Answer with a single number: the count of lines that hold "paintings".
--- START OF DATASET RECORDS ---
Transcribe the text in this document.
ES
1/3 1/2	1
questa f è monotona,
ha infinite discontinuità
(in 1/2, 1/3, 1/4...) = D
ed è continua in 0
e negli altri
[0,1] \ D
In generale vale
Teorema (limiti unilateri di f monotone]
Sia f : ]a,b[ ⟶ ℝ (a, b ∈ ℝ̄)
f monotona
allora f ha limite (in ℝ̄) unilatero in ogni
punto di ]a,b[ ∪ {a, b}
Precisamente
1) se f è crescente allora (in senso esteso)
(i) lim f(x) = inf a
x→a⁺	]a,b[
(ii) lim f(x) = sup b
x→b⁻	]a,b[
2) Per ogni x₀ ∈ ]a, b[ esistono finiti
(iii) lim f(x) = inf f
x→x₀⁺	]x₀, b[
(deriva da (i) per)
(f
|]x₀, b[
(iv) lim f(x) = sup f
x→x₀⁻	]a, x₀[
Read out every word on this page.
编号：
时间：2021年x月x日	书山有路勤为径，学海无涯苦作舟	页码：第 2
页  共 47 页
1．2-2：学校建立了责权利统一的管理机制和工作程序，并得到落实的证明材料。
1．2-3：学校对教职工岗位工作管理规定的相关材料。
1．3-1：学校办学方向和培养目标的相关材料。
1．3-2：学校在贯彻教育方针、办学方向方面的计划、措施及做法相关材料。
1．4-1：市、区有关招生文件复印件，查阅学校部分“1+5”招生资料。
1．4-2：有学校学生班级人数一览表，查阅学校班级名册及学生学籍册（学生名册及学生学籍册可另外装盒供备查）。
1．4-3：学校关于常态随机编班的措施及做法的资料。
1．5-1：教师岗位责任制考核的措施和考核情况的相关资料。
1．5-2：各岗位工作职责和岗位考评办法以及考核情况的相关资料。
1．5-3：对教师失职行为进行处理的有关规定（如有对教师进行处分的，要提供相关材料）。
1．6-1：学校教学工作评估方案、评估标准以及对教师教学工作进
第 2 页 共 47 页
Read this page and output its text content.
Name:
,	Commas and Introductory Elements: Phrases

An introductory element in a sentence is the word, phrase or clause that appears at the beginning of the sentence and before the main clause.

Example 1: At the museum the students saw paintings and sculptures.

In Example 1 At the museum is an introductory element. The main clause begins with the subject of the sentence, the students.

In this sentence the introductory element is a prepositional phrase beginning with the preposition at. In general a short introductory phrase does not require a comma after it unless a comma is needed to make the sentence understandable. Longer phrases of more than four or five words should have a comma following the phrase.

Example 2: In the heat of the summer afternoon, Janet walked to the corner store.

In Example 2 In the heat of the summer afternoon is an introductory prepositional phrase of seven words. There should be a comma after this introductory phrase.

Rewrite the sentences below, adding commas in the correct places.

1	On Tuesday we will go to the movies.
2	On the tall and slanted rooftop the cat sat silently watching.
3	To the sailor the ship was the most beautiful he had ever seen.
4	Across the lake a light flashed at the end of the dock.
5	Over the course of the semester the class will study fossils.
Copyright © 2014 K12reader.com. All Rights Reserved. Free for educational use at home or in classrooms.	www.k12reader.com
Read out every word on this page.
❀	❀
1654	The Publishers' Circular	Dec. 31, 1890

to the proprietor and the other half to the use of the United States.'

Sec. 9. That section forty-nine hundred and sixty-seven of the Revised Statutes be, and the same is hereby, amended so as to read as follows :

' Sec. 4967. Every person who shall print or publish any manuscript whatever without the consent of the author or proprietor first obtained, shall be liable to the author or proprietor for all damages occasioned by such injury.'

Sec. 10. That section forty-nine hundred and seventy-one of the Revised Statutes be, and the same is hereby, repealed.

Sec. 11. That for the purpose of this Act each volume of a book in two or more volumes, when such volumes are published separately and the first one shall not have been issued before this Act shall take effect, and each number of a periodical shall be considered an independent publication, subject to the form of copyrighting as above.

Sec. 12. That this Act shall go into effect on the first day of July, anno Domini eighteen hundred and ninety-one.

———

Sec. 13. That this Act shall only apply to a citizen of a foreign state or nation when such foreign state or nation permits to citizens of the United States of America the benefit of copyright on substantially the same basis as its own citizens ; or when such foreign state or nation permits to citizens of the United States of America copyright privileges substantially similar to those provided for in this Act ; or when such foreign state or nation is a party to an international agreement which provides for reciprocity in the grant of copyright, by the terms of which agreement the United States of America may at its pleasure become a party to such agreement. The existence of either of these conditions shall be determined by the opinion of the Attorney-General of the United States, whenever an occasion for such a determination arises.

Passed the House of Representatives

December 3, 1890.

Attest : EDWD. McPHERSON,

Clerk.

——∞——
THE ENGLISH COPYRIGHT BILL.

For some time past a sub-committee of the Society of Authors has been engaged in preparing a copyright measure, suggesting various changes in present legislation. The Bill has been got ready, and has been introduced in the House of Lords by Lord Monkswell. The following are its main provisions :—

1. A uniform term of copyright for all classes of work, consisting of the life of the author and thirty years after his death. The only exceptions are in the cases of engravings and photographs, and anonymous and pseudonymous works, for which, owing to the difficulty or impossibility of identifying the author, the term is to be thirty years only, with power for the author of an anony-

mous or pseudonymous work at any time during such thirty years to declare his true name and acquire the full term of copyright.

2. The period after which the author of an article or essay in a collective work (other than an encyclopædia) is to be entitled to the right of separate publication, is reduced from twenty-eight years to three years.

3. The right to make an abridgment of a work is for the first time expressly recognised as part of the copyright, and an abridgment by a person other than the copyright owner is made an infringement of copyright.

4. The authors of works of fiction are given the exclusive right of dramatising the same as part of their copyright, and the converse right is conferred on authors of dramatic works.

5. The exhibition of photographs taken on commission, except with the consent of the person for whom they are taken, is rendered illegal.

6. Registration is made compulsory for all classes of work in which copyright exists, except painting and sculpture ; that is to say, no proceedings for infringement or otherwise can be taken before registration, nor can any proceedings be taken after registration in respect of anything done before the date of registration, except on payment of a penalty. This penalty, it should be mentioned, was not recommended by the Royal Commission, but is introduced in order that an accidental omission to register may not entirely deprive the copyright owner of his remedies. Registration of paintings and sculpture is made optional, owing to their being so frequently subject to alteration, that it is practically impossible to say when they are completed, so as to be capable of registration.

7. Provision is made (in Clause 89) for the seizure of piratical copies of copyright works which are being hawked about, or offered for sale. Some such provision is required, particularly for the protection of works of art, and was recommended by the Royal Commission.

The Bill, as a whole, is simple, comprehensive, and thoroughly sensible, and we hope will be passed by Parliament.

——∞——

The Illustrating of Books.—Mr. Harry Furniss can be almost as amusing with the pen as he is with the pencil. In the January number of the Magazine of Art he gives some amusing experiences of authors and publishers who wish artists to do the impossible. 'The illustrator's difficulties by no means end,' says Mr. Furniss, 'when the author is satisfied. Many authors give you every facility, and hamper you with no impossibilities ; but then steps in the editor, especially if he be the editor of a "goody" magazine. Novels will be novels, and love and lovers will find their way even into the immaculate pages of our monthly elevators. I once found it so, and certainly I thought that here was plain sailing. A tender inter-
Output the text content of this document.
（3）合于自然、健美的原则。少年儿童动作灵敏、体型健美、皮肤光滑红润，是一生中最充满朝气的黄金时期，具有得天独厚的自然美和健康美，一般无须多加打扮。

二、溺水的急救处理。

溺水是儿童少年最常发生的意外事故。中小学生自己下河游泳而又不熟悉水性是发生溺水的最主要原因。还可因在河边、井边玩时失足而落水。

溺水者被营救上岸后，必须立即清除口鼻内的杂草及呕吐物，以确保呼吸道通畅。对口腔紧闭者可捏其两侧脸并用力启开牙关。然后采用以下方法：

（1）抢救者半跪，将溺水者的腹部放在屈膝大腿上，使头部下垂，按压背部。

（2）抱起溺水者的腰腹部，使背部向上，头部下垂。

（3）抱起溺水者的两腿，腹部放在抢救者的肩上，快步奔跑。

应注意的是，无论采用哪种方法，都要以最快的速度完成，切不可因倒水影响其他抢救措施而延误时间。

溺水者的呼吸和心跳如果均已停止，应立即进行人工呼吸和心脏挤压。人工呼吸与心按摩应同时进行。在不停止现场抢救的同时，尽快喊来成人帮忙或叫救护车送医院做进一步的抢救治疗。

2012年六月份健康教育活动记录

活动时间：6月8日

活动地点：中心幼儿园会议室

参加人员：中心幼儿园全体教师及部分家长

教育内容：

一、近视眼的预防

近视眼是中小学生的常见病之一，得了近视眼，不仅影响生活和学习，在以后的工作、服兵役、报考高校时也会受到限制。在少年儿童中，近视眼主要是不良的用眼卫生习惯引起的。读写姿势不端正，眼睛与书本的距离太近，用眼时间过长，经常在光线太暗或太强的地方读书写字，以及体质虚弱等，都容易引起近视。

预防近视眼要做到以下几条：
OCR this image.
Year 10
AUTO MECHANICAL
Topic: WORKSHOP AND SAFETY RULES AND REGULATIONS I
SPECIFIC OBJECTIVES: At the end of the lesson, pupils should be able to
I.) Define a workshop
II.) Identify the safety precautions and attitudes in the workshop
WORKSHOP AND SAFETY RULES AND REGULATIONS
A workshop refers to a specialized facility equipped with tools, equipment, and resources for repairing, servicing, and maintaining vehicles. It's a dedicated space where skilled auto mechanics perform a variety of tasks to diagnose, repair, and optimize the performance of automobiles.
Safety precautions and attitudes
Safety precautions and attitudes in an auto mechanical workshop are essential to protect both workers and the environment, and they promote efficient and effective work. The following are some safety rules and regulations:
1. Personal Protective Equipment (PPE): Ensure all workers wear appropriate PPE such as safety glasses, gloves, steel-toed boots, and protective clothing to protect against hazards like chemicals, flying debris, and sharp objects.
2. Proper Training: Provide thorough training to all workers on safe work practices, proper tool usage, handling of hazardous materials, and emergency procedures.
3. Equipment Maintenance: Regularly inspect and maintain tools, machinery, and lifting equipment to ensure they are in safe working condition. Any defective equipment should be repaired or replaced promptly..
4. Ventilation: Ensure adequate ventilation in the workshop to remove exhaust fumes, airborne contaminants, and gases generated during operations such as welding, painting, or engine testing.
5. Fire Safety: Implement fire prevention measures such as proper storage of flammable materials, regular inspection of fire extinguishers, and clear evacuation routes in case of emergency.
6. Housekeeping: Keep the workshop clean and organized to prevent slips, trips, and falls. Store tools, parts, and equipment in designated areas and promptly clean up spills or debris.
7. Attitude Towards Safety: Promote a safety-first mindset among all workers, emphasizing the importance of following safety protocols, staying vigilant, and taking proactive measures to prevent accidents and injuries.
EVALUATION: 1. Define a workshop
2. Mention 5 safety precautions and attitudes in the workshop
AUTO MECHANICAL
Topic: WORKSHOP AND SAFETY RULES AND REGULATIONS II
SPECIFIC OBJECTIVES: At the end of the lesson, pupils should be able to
--- END OF DATASET RECORDS ---
- SOLUTION
2